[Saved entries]
## Start

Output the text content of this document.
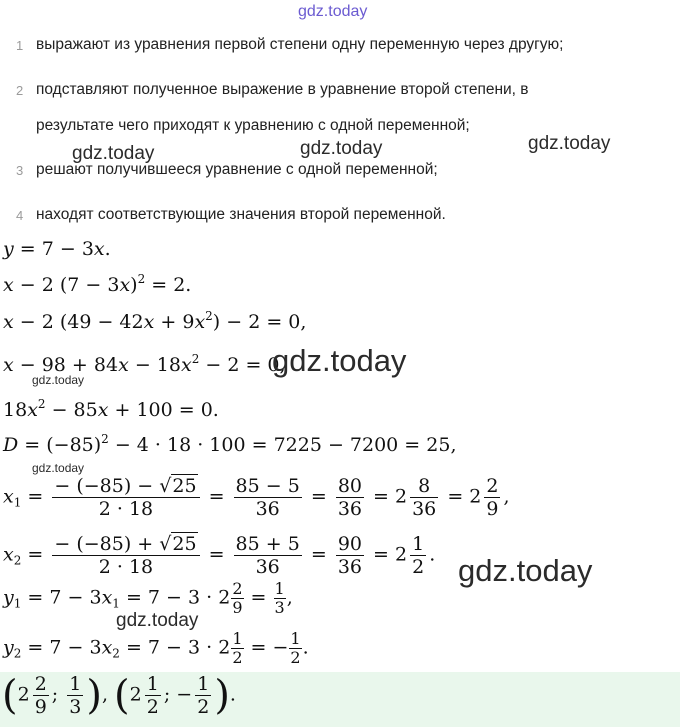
gdz.today
1 выражают из уравнения первой степени одну переменную через другую;
2 подставляют полученное выражение в уравнение второй степени, в
результате чего приходят к уравнению с одной переменной;
3 решают получившееся уравнение с одной переменной;
4 находят соответствующие значения второй переменной.
gdz.today	gdz.today	gdz.today
y = 7 − 3x.
x − 2 $(7 - 3x)^2 = 2$.
x − 2 $(49 - 42x + 9x^2) - 2 = 0$,
$x - 98 + 84x - 18x^2 - 2 = 0$,
gdz.today
gdz.today
$18x^2 - 85x + 100 = 0$.
$D = (-85)^2 - 4 \cdot 18 \cdot 100 = 7225 - 7200 = 25$,
gdz.today
$x_1 = \frac{- (-85) - √25}{2 \cdot 18} = \frac{85 - 5}{36} = \frac{80}{36} = 2 \frac{8}{36} = 2 \frac{2}{9}$ ,
$x_2 = \frac{- (-85) + √25}{2 \cdot 18} = \frac{85 + 5}{36} = \frac{90}{36} = 2 \frac{1}{2}$ . gdz.today
$y_1 = 7 - 3x_1 = 7 - 3 \cdot 2 \frac{2}{9} = \frac{1}{3}$ ,
gdz.today
$y_2 = 7 - 3x_2 = 7 - 3 \cdot 2 \frac{1}{2}$ = − $\frac{1}{2}$ .
($2 \frac{2}{9}$ ; $\frac{1}{3}$ ), ($2 \frac{1}{2}$ ; − $\frac{1}{2}$ ).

## End

**WHAT IS NEEDED:** Of all the lines above, how many contain the word "второй"? Answer with only the number.

**EXERCISE SOLUTION:** 2